··· TASK MATERIAL ···

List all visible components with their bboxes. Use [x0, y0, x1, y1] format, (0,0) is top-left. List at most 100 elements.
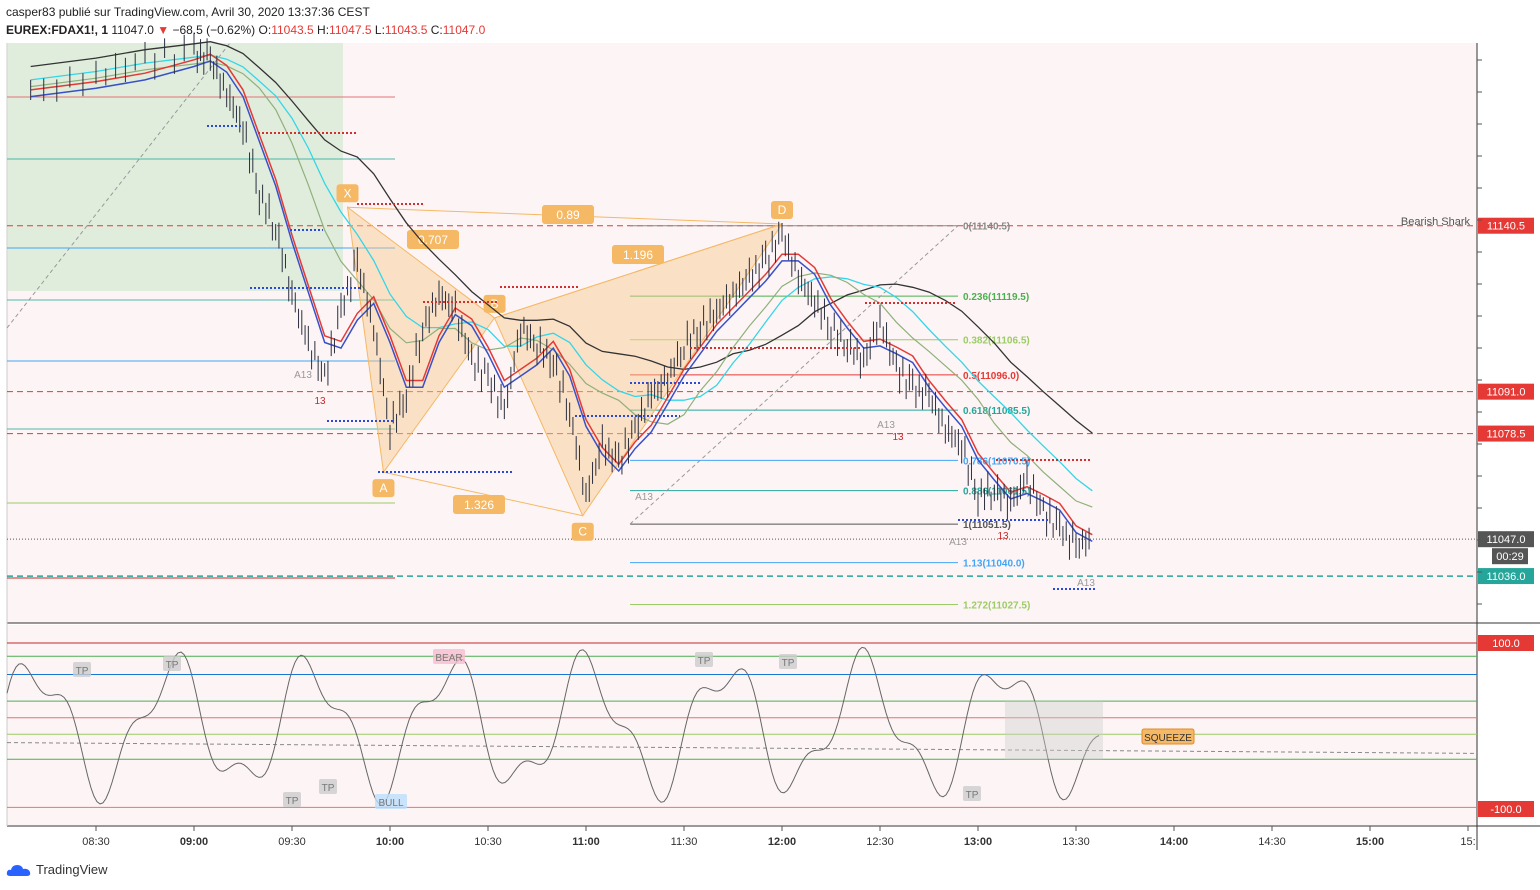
fib-label-4: 0.618(11085.5) [963, 406, 1030, 417]
pattern-point-D: D [778, 203, 787, 217]
down-arrow-icon: ▼ [157, 23, 170, 37]
osc-tag-price-bg-1 [1478, 801, 1534, 817]
pattern-point-X: X [344, 186, 352, 200]
price-tag-bg-3 [1478, 531, 1534, 548]
footer-brand[interactable]: TradingView [6, 862, 108, 877]
tradingview-cloud-icon [6, 864, 31, 876]
countdown: 00:29 [1496, 551, 1524, 563]
ratio-label-3: 1.326 [464, 498, 494, 512]
fib-label-1: 0.236(11119.5) [963, 292, 1029, 303]
fib-label-9: 1.272(11027.5) [963, 601, 1030, 612]
x-tick-label-6: 11:30 [671, 836, 698, 848]
close-value: 11047.0 [442, 23, 486, 37]
osc-tag-bg-4 [283, 792, 301, 807]
pattern-name: Bearish Shark [1401, 216, 1471, 228]
osc-tag-price-1: -100.0 [1490, 804, 1521, 816]
publish-info-text: casper83 publié sur TradingView.com, Avr… [6, 5, 370, 19]
open-value: 11043.5 [271, 23, 314, 37]
countdown-bg [1492, 548, 1528, 565]
marker-7: 13 [997, 531, 1009, 542]
osc-tag-5: TP [322, 783, 335, 794]
pattern-point-C: C [578, 525, 587, 539]
pattern-xab-fill [346, 206, 496, 474]
marker-3: A13 [949, 537, 967, 548]
x-tick-label-7: 12:00 [768, 836, 796, 848]
x-tick-label-3: 10:00 [376, 836, 404, 848]
price-tag-bg-0 [1478, 217, 1534, 234]
price-tag-1: 11091.0 [1487, 387, 1526, 399]
low-label: L: [374, 23, 385, 37]
ma-green-line [30, 61, 1093, 508]
osc-tag-bg-9 [1141, 728, 1195, 745]
x-tick-label-2: 09:30 [278, 836, 306, 848]
ratio-bg-1 [542, 205, 594, 224]
fib-trend-line [629, 225, 959, 525]
ratio-label-1: 0.89 [556, 208, 580, 222]
fib-label-8: 1.13(11040.0) [963, 559, 1025, 570]
price-tag-bg-1 [1478, 383, 1534, 400]
marker-2: A13 [877, 420, 895, 431]
price-tag-2: 11078.5 [1487, 429, 1526, 441]
pattern-point-bg-C [571, 522, 594, 541]
ohlc-legend: EUREX:FDAX1!, 1 11047.0 ▼ −68.5 (−0.62%)… [6, 23, 485, 37]
x-tick-label-11: 14:00 [1160, 836, 1188, 848]
pattern-point-bg-D [771, 201, 793, 220]
high-value: 11047.5 [329, 23, 372, 37]
osc-tag-bg-0 [73, 662, 91, 677]
open-label: O: [258, 23, 272, 37]
ratio-bg-2 [612, 245, 664, 264]
x-tick-label-1: 09:00 [180, 836, 208, 848]
marker-0: A13 [294, 370, 312, 381]
x-tick-label-10: 13:30 [1062, 836, 1090, 848]
x-tick-label-12: 14:30 [1258, 836, 1286, 848]
osc-tag-3: TP [782, 658, 795, 669]
price-change: −68.5 (−0.62%) [172, 23, 256, 37]
ratio-bg-0 [407, 230, 459, 249]
price-tag-bg-4 [1478, 568, 1534, 585]
fib-label-7: 1(11051.5) [963, 520, 1011, 531]
osc-tag-bg-5 [319, 779, 337, 794]
price-tag-bg-2 [1478, 425, 1534, 442]
ma-blue-line [30, 60, 1093, 543]
squeeze-box [1005, 701, 1103, 760]
osc-tag-bg-6 [963, 786, 981, 801]
osc-tag-6: TP [966, 790, 979, 801]
close-label: C: [430, 23, 443, 37]
osc-tag-bg-2 [695, 652, 713, 667]
fib-label-0: 0(11140.5) [963, 222, 1010, 233]
x-tick-label-13: 15:00 [1356, 836, 1384, 848]
pattern-bd-line [494, 223, 783, 319]
ratio-bg-3 [453, 495, 505, 514]
osc-tag-4: TP [286, 796, 299, 807]
x-tick-label-14: 15: [1460, 836, 1475, 848]
symbol-label[interactable]: EUREX:FDAX1!, 1 [6, 23, 109, 37]
x-tick-label-8: 12:30 [866, 836, 894, 848]
price-tag-3: 11047.0 [1487, 534, 1526, 546]
publish-info: casper83 publié sur TradingView.com, Avr… [6, 5, 370, 19]
osc-tag-8: BULL [378, 798, 403, 809]
osc-tag-bg-3 [779, 654, 797, 669]
marker-6: 13 [892, 432, 904, 443]
osc-tag-7: BEAR [435, 653, 462, 664]
marker-5: 13 [314, 396, 326, 407]
ma-cyan-line [30, 54, 1093, 492]
osc-tag-price-bg-0 [1478, 635, 1534, 651]
x-tick-label-5: 11:00 [572, 836, 600, 848]
low-value: 11043.5 [384, 23, 428, 37]
high-label: H: [317, 23, 330, 37]
marker-1: A13 [635, 492, 653, 503]
x-tick-label-9: 13:00 [964, 836, 992, 848]
ratio-label-2: 1.196 [623, 248, 653, 262]
oscillator-pane-bg [7, 625, 1477, 825]
pattern-point-bg-X [336, 184, 359, 203]
osc-line [6, 646, 1100, 806]
fib-label-6: 0.886(11061.5) [963, 487, 1030, 498]
osc-tag-0: TP [76, 666, 89, 677]
osc-tag-9: SQUEEZE [1144, 733, 1192, 744]
range-box [7, 43, 343, 291]
ma-slow-line [30, 41, 1093, 434]
x-tick-label-4: 10:30 [474, 836, 502, 848]
fib-label-2: 0.382(11106.5) [963, 336, 1030, 347]
osc-tag-1: TP [166, 660, 179, 671]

···

* _EXERCISE DETAILS_: Set down the lines exactly as they appear in the records, from the line with "fib-label-4: 0.618(11085.5) [963, 406, 1030, 417]" to the line with "countdown: 00:29 [1496, 551, 1524, 563]", both ends included.

* _SOLVED PROBLEM_:
fib-label-4: 0.618(11085.5) [963, 406, 1030, 417]
pattern-point-D: D [778, 203, 787, 217]
down-arrow-icon: ▼ [157, 23, 170, 37]
osc-tag-price-bg-1 [1478, 801, 1534, 817]
pattern-point-X: X [344, 186, 352, 200]
price-tag-bg-3 [1478, 531, 1534, 548]
footer-brand[interactable]: TradingView [6, 862, 108, 877]
tradingview-cloud-icon [6, 864, 31, 876]
countdown: 00:29 [1496, 551, 1524, 563]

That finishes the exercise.